## Material for this exercise
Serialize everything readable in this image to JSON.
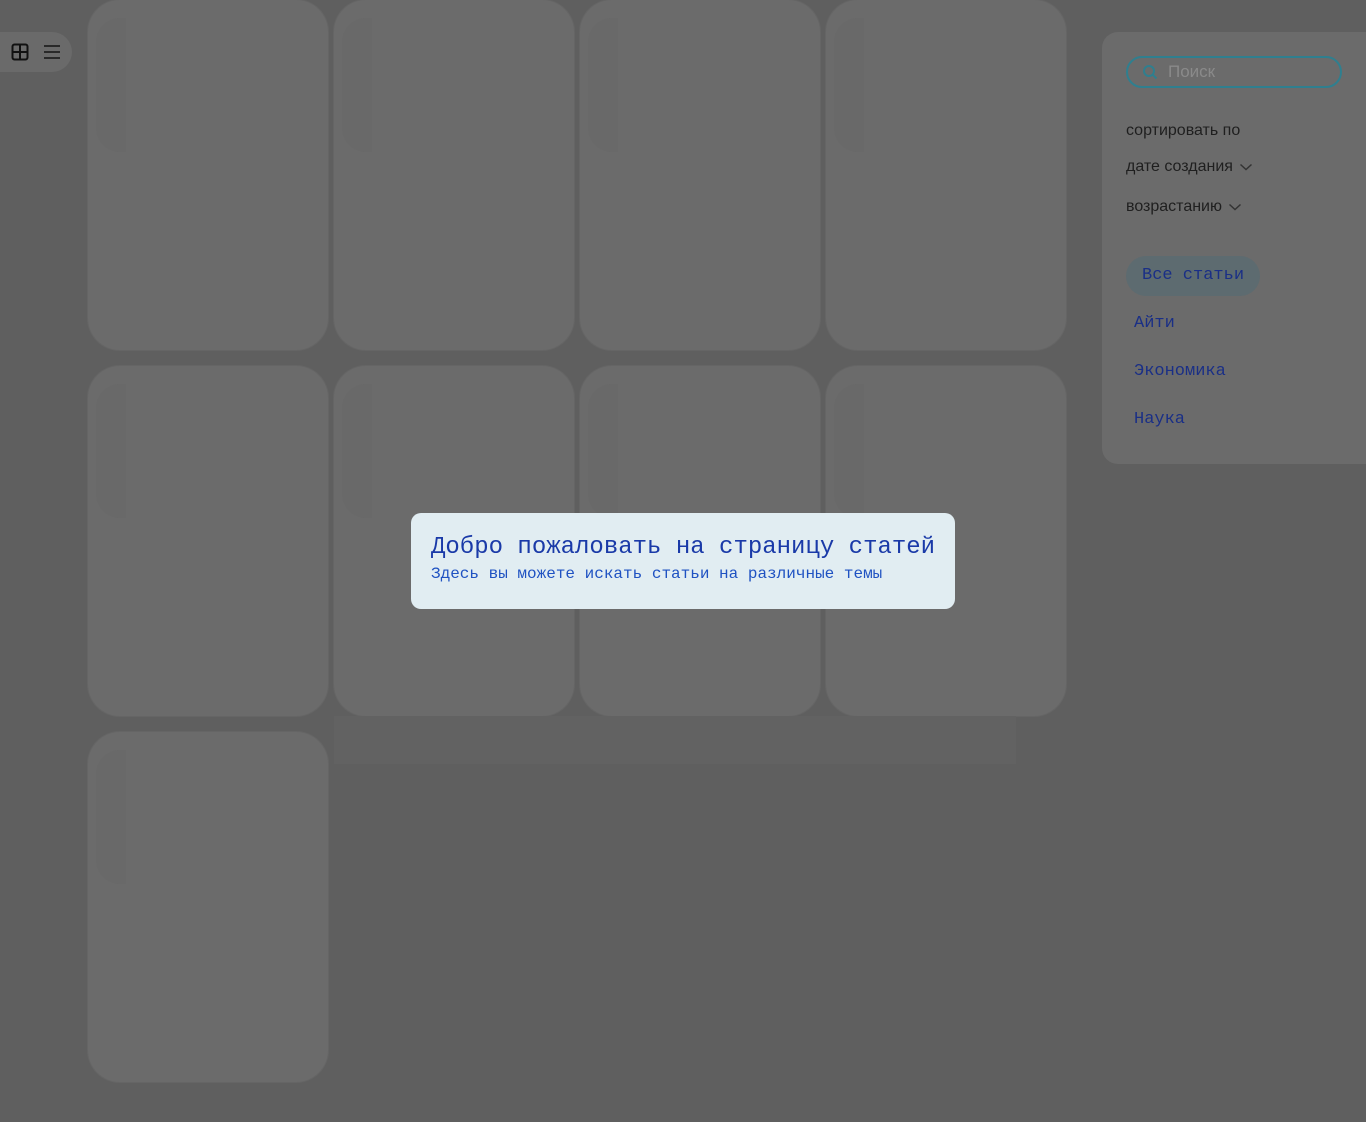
{
  "view_toggle": {
    "grid_icon": "grid-view-icon",
    "list_icon": "list-view-icon",
    "selected": "grid"
  },
  "sidebar": {
    "search": {
      "placeholder": "Поиск",
      "value": "",
      "icon": "search-icon"
    },
    "sort_label": "сортировать по",
    "sort_field": {
      "value": "дате создания",
      "icon": "chevron-down-icon"
    },
    "sort_order": {
      "value": "возрастанию",
      "icon": "chevron-down-icon"
    },
    "tags": [
      {
        "label": "Все статьи",
        "active": true
      },
      {
        "label": "Айти",
        "active": false
      },
      {
        "label": "Экономика",
        "active": false
      },
      {
        "label": "Наука",
        "active": false
      }
    ]
  },
  "welcome": {
    "title": "Добро пожаловать на страницу статей",
    "subtitle": "Здесь вы можете искать статьи на различные темы"
  },
  "colors": {
    "accent": "#1a3aa8",
    "search_border": "#2f7f8f",
    "notice_bg": "#e1edf2"
  }
}
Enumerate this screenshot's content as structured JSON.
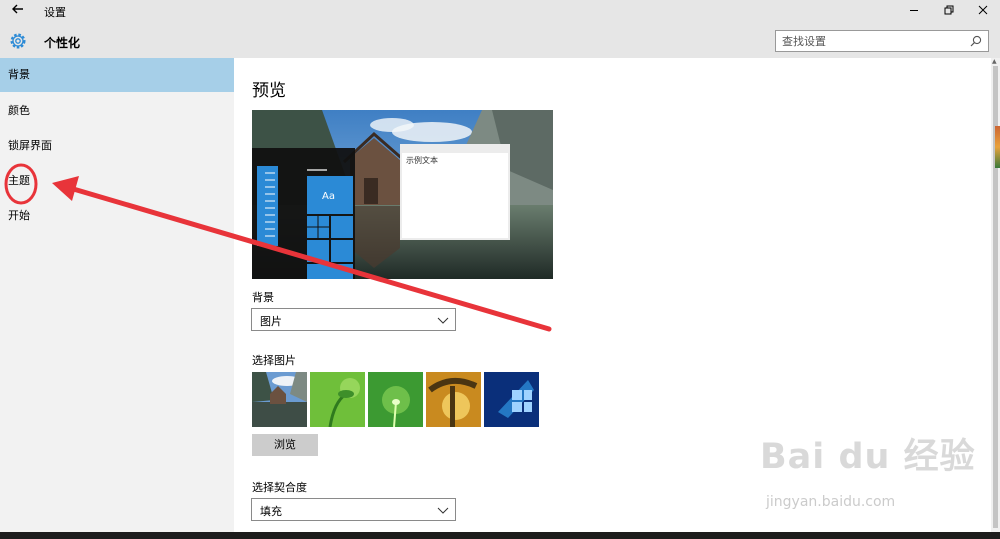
{
  "window": {
    "back_icon": "back-arrow-icon",
    "title": "设置",
    "controls": [
      "minimize-icon",
      "restore-icon",
      "close-icon"
    ]
  },
  "header": {
    "icon": "gear-icon",
    "page_title": "个性化",
    "search_placeholder": "查找设置",
    "search_icon": "search-icon"
  },
  "sidebar": {
    "items": [
      {
        "label": "背景",
        "active": true
      },
      {
        "label": "颜色",
        "active": false
      },
      {
        "label": "锁屏界面",
        "active": false
      },
      {
        "label": "主题",
        "active": false
      },
      {
        "label": "开始",
        "active": false
      }
    ]
  },
  "main": {
    "heading": "预览",
    "preview": {
      "sample_text": "示例文本",
      "tile_text": "Aa"
    },
    "background_label": "背景",
    "background_value": "图片",
    "choose_picture_label": "选择图片",
    "browse_label": "浏览",
    "fit_label": "选择契合度",
    "fit_value": "填充"
  },
  "annotation": {
    "color": "#e8343a",
    "target": "主题"
  },
  "watermark": {
    "brand": "Bai du 经验",
    "site": "jingyan.baidu.com"
  },
  "colors": {
    "accent": "#2b8ad6",
    "active_nav": "#a6cfe8",
    "chrome": "#e6e6e6",
    "sidebar_bg": "#f2f2f2"
  }
}
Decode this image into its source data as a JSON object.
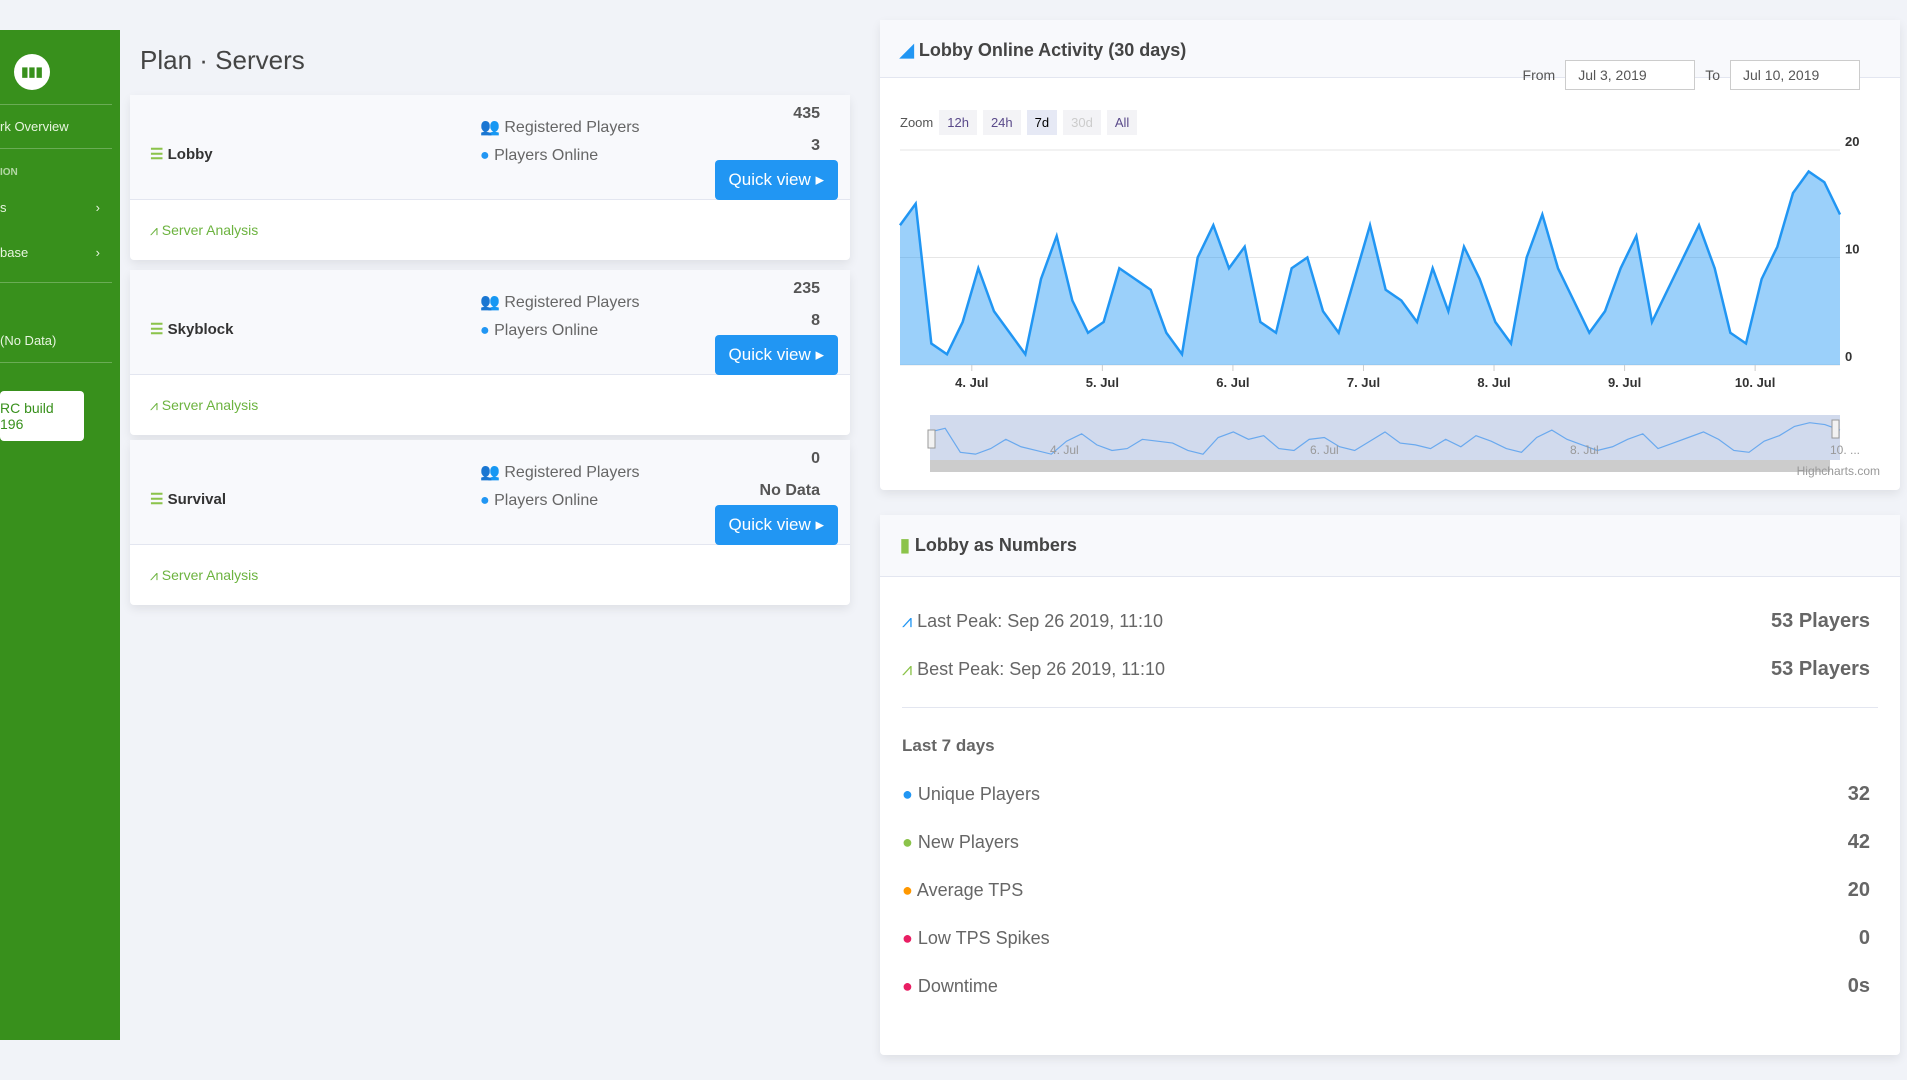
{
  "sidebar": {
    "items": [
      {
        "label": "rk Overview"
      },
      {
        "label": "ION",
        "header": true
      },
      {
        "label": "s",
        "chevron": true
      },
      {
        "label": "base",
        "chevron": true
      },
      {
        "label": "(No Data)"
      }
    ],
    "build": "RC build 196"
  },
  "page_title": "Plan · Servers",
  "servers": [
    {
      "name": "Lobby",
      "registered_label": "Registered Players",
      "online_label": "Players Online",
      "registered": "435",
      "online": "3",
      "analysis": "Server Analysis",
      "quick_view": "Quick view"
    },
    {
      "name": "Skyblock",
      "registered_label": "Registered Players",
      "online_label": "Players Online",
      "registered": "235",
      "online": "8",
      "analysis": "Server Analysis",
      "quick_view": "Quick view"
    },
    {
      "name": "Survival",
      "registered_label": "Registered Players",
      "online_label": "Players Online",
      "registered": "0",
      "online": "No Data",
      "analysis": "Server Analysis",
      "quick_view": "Quick view"
    }
  ],
  "activity": {
    "title": "Lobby Online Activity (30 days)",
    "zoom_label": "Zoom",
    "zoom_buttons": [
      "12h",
      "24h",
      "7d",
      "30d",
      "All"
    ],
    "zoom_selected": "7d",
    "from_label": "From",
    "from": "Jul 3, 2019",
    "to_label": "To",
    "to": "Jul 10, 2019",
    "credit": "Highcharts.com",
    "navigator_labels": [
      "4. Jul",
      "6. Jul",
      "8. Jul",
      "10. ..."
    ]
  },
  "chart_data": {
    "type": "area",
    "x_ticks": [
      "4. Jul",
      "5. Jul",
      "6. Jul",
      "7. Jul",
      "8. Jul",
      "9. Jul",
      "10. Jul"
    ],
    "y_ticks": [
      0,
      10,
      20
    ],
    "ylim": [
      0,
      20
    ],
    "x": "3-hour steps Jul 3 – Jul 10, 2019",
    "values": [
      13,
      15,
      2,
      1,
      4,
      9,
      5,
      3,
      1,
      8,
      12,
      6,
      3,
      4,
      9,
      8,
      7,
      3,
      1,
      10,
      13,
      9,
      11,
      4,
      3,
      9,
      10,
      5,
      3,
      8,
      13,
      7,
      6,
      4,
      9,
      5,
      11,
      8,
      4,
      2,
      10,
      14,
      9,
      6,
      3,
      5,
      9,
      12,
      4,
      7,
      10,
      13,
      9,
      3,
      2,
      8,
      11,
      16,
      18,
      17,
      14
    ],
    "color": "#2196f3"
  },
  "numbers": {
    "title": "Lobby as Numbers",
    "last_peak": "Last Peak: Sep 26 2019, 11:10",
    "last_peak_value": "53 Players",
    "best_peak": "Best Peak: Sep 26 2019, 11:10",
    "best_peak_value": "53 Players",
    "section": "Last 7 days",
    "rows": [
      {
        "label": "Unique Players",
        "value": "32",
        "icon": "users-icon",
        "color": "#2196f3"
      },
      {
        "label": "New Players",
        "value": "42",
        "icon": "user-plus-icon",
        "color": "#8bc34a"
      },
      {
        "label": "Average TPS",
        "value": "20",
        "icon": "tachometer-icon",
        "color": "#ff9800"
      },
      {
        "label": "Low TPS Spikes",
        "value": "0",
        "icon": "exclamation-circle-icon",
        "color": "#e91e63"
      },
      {
        "label": "Downtime",
        "value": "0s",
        "icon": "power-off-icon",
        "color": "#e91e63"
      }
    ]
  }
}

## The task
Are you able to set down all the lines above exactly, without any pictures?

## Answer to this problem
Serialize everything readable in this image to JSON.
{
  "view_toggle": {
    "grid_icon": "grid-view-icon",
    "list_icon": "list-view-icon",
    "selected": "grid"
  },
  "sidebar": {
    "search": {
      "placeholder": "Поиск",
      "value": "",
      "icon": "search-icon"
    },
    "sort_label": "сортировать по",
    "sort_field": {
      "value": "дате создания",
      "icon": "chevron-down-icon"
    },
    "sort_order": {
      "value": "возрастанию",
      "icon": "chevron-down-icon"
    },
    "tags": [
      {
        "label": "Все статьи",
        "active": true
      },
      {
        "label": "Айти",
        "active": false
      },
      {
        "label": "Экономика",
        "active": false
      },
      {
        "label": "Наука",
        "active": false
      }
    ]
  },
  "welcome": {
    "title": "Добро пожаловать на страницу статей",
    "subtitle": "Здесь вы можете искать статьи на различные темы"
  },
  "colors": {
    "accent": "#1a3aa8",
    "search_border": "#2f7f8f",
    "notice_bg": "#e1edf2"
  }
}
Enumerate this screenshot's content as structured JSON.
{
  "window": {
    "back_icon": "back-arrow-icon",
    "title": "设置",
    "controls": [
      "minimize-icon",
      "restore-icon",
      "close-icon"
    ]
  },
  "header": {
    "icon": "gear-icon",
    "page_title": "个性化",
    "search_placeholder": "查找设置",
    "search_icon": "search-icon"
  },
  "sidebar": {
    "items": [
      {
        "label": "背景",
        "active": true
      },
      {
        "label": "颜色",
        "active": false
      },
      {
        "label": "锁屏界面",
        "active": false
      },
      {
        "label": "主题",
        "active": false
      },
      {
        "label": "开始",
        "active": false
      }
    ]
  },
  "main": {
    "heading": "预览",
    "preview": {
      "sample_text": "示例文本",
      "tile_text": "Aa"
    },
    "background_label": "背景",
    "background_value": "图片",
    "choose_picture_label": "选择图片",
    "browse_label": "浏览",
    "fit_label": "选择契合度",
    "fit_value": "填充"
  },
  "annotation": {
    "color": "#e8343a",
    "target": "主题"
  },
  "watermark": {
    "brand": "Bai du 经验",
    "site": "jingyan.baidu.com"
  },
  "colors": {
    "accent": "#2b8ad6",
    "active_nav": "#a6cfe8",
    "chrome": "#e6e6e6",
    "sidebar_bg": "#f2f2f2"
  }
}
Decode this image into its source data as a JSON object.
{
  "sidebar": {
    "items": [
      {
        "label": "rk Overview"
      },
      {
        "label": "ION",
        "header": true
      },
      {
        "label": "s",
        "chevron": true
      },
      {
        "label": "base",
        "chevron": true
      },
      {
        "label": "(No Data)"
      }
    ],
    "build": "RC build 196"
  },
  "page_title": "Plan · Servers",
  "servers": [
    {
      "name": "Lobby",
      "registered_label": "Registered Players",
      "online_label": "Players Online",
      "registered": "435",
      "online": "3",
      "analysis": "Server Analysis",
      "quick_view": "Quick view"
    },
    {
      "name": "Skyblock",
      "registered_label": "Registered Players",
      "online_label": "Players Online",
      "registered": "235",
      "online": "8",
      "analysis": "Server Analysis",
      "quick_view": "Quick view"
    },
    {
      "name": "Survival",
      "registered_label": "Registered Players",
      "online_label": "Players Online",
      "registered": "0",
      "online": "No Data",
      "analysis": "Server Analysis",
      "quick_view": "Quick view"
    }
  ],
  "activity": {
    "title": "Lobby Online Activity (30 days)",
    "zoom_label": "Zoom",
    "zoom_buttons": [
      "12h",
      "24h",
      "7d",
      "30d",
      "All"
    ],
    "zoom_selected": "7d",
    "from_label": "From",
    "from": "Jul 3, 2019",
    "to_label": "To",
    "to": "Jul 10, 2019",
    "credit": "Highcharts.com",
    "navigator_labels": [
      "4. Jul",
      "6. Jul",
      "8. Jul",
      "10. ..."
    ]
  },
  "chart_data": {
    "type": "area",
    "x_ticks": [
      "4. Jul",
      "5. Jul",
      "6. Jul",
      "7. Jul",
      "8. Jul",
      "9. Jul",
      "10. Jul"
    ],
    "y_ticks": [
      0,
      10,
      20
    ],
    "ylim": [
      0,
      20
    ],
    "x": "3-hour steps Jul 3 – Jul 10, 2019",
    "values": [
      13,
      15,
      2,
      1,
      4,
      9,
      5,
      3,
      1,
      8,
      12,
      6,
      3,
      4,
      9,
      8,
      7,
      3,
      1,
      10,
      13,
      9,
      11,
      4,
      3,
      9,
      10,
      5,
      3,
      8,
      13,
      7,
      6,
      4,
      9,
      5,
      11,
      8,
      4,
      2,
      10,
      14,
      9,
      6,
      3,
      5,
      9,
      12,
      4,
      7,
      10,
      13,
      9,
      3,
      2,
      8,
      11,
      16,
      18,
      17,
      14
    ],
    "color": "#2196f3"
  },
  "numbers": {
    "title": "Lobby as Numbers",
    "last_peak": "Last Peak: Sep 26 2019, 11:10",
    "last_peak_value": "53 Players",
    "best_peak": "Best Peak: Sep 26 2019, 11:10",
    "best_peak_value": "53 Players",
    "section": "Last 7 days",
    "rows": [
      {
        "label": "Unique Players",
        "value": "32",
        "icon": "users-icon",
        "color": "#2196f3"
      },
      {
        "label": "New Players",
        "value": "42",
        "icon": "user-plus-icon",
        "color": "#8bc34a"
      },
      {
        "label": "Average TPS",
        "value": "20",
        "icon": "tachometer-icon",
        "color": "#ff9800"
      },
      {
        "label": "Low TPS Spikes",
        "value": "0",
        "icon": "exclamation-circle-icon",
        "color": "#e91e63"
      },
      {
        "label": "Downtime",
        "value": "0s",
        "icon": "power-off-icon",
        "color": "#e91e63"
      }
    ]
  }
}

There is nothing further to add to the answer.